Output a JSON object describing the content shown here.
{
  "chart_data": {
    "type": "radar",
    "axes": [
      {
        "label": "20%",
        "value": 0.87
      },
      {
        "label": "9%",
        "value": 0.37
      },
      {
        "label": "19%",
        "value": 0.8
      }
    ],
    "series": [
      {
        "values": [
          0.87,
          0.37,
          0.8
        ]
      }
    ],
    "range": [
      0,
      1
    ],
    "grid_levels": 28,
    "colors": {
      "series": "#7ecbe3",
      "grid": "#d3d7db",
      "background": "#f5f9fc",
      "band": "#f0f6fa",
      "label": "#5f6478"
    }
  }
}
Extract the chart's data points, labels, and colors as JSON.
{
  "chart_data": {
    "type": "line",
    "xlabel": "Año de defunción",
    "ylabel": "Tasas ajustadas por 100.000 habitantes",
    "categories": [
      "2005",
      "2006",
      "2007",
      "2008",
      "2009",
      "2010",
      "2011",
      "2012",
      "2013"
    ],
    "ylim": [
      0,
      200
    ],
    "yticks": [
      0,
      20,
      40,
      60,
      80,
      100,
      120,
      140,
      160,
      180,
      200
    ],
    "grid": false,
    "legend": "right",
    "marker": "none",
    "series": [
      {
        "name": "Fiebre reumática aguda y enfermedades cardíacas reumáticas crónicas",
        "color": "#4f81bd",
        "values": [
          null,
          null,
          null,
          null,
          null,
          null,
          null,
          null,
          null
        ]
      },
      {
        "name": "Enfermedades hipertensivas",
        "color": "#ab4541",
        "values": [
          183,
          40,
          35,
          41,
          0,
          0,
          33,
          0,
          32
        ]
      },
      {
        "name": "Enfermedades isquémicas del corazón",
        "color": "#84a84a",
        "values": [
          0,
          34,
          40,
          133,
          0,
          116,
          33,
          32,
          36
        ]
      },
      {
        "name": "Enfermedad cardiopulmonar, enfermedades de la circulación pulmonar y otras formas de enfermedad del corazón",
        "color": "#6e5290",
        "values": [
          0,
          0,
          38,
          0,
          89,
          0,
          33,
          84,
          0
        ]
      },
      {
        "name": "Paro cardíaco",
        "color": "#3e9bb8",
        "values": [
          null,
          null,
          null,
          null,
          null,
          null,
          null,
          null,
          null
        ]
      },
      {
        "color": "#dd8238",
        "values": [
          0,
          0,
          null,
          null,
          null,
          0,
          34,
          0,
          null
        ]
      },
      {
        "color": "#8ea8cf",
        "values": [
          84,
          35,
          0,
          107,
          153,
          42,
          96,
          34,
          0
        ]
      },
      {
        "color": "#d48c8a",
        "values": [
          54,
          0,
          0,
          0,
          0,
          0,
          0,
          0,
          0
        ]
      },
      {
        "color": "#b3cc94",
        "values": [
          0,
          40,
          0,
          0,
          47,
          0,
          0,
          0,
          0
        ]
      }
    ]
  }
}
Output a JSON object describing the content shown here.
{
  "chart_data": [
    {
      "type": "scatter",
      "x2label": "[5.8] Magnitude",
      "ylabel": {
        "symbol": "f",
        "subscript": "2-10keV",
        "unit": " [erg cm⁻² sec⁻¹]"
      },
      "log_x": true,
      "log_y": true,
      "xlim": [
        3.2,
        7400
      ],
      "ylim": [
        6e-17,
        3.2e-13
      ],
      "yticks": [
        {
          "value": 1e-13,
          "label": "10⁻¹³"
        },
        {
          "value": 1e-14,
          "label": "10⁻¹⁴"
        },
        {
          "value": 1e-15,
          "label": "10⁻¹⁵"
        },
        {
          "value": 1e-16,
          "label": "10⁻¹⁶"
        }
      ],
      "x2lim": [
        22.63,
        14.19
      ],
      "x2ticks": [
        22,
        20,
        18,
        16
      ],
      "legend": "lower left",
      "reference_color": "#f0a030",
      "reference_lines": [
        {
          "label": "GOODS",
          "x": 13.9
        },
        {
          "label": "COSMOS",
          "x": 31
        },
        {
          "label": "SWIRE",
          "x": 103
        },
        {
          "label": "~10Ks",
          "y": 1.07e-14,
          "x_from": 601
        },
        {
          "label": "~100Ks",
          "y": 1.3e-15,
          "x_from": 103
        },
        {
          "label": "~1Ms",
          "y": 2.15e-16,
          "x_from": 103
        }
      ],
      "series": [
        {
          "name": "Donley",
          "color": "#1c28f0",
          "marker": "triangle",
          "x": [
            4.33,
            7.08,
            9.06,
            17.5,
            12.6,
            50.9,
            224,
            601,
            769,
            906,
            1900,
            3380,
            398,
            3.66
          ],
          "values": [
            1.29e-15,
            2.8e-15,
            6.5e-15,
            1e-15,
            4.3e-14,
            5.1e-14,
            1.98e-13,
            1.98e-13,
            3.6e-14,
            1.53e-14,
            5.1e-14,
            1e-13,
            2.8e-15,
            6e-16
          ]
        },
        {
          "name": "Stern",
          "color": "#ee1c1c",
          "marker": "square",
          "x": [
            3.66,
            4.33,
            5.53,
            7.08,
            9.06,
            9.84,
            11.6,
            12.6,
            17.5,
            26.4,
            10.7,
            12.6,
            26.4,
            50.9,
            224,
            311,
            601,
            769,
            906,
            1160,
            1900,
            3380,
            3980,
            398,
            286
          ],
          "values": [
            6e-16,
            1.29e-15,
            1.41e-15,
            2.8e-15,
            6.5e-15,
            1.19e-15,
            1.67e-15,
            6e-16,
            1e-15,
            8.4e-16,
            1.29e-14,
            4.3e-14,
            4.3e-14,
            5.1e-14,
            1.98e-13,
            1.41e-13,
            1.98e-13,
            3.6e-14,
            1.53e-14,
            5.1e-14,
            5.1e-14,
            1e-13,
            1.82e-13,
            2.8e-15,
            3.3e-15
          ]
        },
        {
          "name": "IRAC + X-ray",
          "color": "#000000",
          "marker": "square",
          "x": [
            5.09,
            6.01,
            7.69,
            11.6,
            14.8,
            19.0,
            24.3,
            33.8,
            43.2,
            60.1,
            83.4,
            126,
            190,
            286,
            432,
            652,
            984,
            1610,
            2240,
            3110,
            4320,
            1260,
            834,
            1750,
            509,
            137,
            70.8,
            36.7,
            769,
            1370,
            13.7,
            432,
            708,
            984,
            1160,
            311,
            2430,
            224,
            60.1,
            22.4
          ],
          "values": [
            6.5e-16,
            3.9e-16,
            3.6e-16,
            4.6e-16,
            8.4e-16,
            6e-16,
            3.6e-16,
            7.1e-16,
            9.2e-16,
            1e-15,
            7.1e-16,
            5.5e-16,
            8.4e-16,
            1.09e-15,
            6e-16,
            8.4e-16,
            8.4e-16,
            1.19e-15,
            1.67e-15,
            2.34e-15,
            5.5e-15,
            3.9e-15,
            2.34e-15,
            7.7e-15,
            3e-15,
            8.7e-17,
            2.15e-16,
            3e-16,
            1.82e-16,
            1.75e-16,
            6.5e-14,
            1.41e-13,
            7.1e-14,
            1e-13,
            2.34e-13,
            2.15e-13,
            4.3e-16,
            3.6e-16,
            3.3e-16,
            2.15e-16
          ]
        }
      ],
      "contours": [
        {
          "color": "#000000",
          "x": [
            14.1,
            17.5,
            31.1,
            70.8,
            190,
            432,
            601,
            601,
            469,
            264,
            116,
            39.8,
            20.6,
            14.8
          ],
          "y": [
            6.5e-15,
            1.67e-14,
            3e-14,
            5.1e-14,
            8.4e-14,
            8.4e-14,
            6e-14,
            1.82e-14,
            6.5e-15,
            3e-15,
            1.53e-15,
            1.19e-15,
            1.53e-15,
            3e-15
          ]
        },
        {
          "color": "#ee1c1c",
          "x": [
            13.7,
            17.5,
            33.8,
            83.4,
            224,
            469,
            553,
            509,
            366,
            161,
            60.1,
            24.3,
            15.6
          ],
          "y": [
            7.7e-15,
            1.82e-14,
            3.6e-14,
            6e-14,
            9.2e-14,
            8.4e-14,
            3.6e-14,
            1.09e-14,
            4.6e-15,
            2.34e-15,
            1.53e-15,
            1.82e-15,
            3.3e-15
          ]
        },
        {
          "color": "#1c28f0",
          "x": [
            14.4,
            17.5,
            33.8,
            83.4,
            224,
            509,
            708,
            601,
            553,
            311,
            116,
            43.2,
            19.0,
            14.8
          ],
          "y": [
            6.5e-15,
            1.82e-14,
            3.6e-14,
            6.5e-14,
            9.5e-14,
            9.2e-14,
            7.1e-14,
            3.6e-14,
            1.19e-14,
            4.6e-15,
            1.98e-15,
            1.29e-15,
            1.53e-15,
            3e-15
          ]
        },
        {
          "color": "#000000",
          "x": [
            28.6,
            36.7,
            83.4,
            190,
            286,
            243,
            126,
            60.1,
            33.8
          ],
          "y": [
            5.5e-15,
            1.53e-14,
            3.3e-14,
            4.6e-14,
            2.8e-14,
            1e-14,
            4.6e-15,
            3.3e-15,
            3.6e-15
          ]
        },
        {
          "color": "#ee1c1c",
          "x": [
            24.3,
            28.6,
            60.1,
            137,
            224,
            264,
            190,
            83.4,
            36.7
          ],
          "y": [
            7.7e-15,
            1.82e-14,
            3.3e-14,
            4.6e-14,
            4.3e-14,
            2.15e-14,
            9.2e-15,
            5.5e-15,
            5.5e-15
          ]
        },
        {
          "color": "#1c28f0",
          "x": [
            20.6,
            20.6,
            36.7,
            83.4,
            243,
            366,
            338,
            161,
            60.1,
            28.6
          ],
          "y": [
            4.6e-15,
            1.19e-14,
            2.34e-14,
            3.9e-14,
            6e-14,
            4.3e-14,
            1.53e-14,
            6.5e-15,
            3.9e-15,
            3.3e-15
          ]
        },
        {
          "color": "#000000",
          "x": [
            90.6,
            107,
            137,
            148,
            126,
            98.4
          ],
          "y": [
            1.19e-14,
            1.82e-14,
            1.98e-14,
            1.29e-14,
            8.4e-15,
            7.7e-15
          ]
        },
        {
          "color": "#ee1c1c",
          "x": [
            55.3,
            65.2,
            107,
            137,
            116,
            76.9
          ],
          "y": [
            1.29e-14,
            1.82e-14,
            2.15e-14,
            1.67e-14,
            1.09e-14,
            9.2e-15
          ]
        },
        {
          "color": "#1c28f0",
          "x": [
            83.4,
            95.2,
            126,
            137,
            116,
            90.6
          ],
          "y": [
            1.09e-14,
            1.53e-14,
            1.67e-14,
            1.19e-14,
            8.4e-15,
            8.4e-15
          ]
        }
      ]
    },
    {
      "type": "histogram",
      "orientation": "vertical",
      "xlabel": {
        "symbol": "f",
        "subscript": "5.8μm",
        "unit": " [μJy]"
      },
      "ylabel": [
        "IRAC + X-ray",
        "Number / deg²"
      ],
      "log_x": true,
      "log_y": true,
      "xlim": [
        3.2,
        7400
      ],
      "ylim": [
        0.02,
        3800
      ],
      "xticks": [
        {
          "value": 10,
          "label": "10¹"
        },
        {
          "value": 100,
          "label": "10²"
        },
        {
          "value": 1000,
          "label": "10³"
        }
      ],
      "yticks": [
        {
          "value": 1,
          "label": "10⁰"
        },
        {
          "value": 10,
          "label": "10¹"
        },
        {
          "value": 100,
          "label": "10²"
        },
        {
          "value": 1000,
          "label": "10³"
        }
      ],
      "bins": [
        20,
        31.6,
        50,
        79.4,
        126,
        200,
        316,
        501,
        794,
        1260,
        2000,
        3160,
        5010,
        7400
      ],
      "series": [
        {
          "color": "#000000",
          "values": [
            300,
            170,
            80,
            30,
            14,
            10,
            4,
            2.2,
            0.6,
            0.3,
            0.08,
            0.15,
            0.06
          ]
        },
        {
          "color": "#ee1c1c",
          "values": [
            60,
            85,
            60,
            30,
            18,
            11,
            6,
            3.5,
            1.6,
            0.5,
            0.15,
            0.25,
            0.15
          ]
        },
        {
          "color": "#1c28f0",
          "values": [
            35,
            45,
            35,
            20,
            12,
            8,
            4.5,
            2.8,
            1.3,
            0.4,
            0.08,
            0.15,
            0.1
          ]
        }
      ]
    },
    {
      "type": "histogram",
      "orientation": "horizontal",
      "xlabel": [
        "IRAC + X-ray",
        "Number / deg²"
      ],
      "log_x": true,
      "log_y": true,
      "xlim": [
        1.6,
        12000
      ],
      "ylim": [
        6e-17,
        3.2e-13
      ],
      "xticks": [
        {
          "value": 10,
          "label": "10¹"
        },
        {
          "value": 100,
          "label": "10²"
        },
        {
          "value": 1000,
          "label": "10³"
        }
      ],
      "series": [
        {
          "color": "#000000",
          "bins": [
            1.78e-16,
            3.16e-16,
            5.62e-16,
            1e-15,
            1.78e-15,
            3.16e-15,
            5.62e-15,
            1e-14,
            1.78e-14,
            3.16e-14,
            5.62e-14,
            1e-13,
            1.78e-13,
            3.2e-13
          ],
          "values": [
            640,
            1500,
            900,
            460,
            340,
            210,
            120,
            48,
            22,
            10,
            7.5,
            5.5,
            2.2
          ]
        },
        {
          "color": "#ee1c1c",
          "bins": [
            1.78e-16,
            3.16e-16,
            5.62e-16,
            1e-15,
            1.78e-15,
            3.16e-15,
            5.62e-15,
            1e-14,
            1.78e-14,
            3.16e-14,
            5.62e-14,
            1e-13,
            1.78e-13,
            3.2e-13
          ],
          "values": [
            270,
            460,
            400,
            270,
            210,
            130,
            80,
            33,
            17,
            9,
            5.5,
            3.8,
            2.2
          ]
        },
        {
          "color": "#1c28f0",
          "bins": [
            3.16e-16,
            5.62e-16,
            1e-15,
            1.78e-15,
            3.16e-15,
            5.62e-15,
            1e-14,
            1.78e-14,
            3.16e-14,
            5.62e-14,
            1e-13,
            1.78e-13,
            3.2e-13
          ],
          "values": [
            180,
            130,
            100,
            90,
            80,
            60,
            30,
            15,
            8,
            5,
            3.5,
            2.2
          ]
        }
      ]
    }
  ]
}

·····

WRITTEN PROBLEM: For this exercise, gather every line of the data that contains the word "type".

PROBLEM SOLUTION:
    "type": "radar",
    "type": "line",
      "type": "scatter",
      "type": "histogram",
      "type": "histogram",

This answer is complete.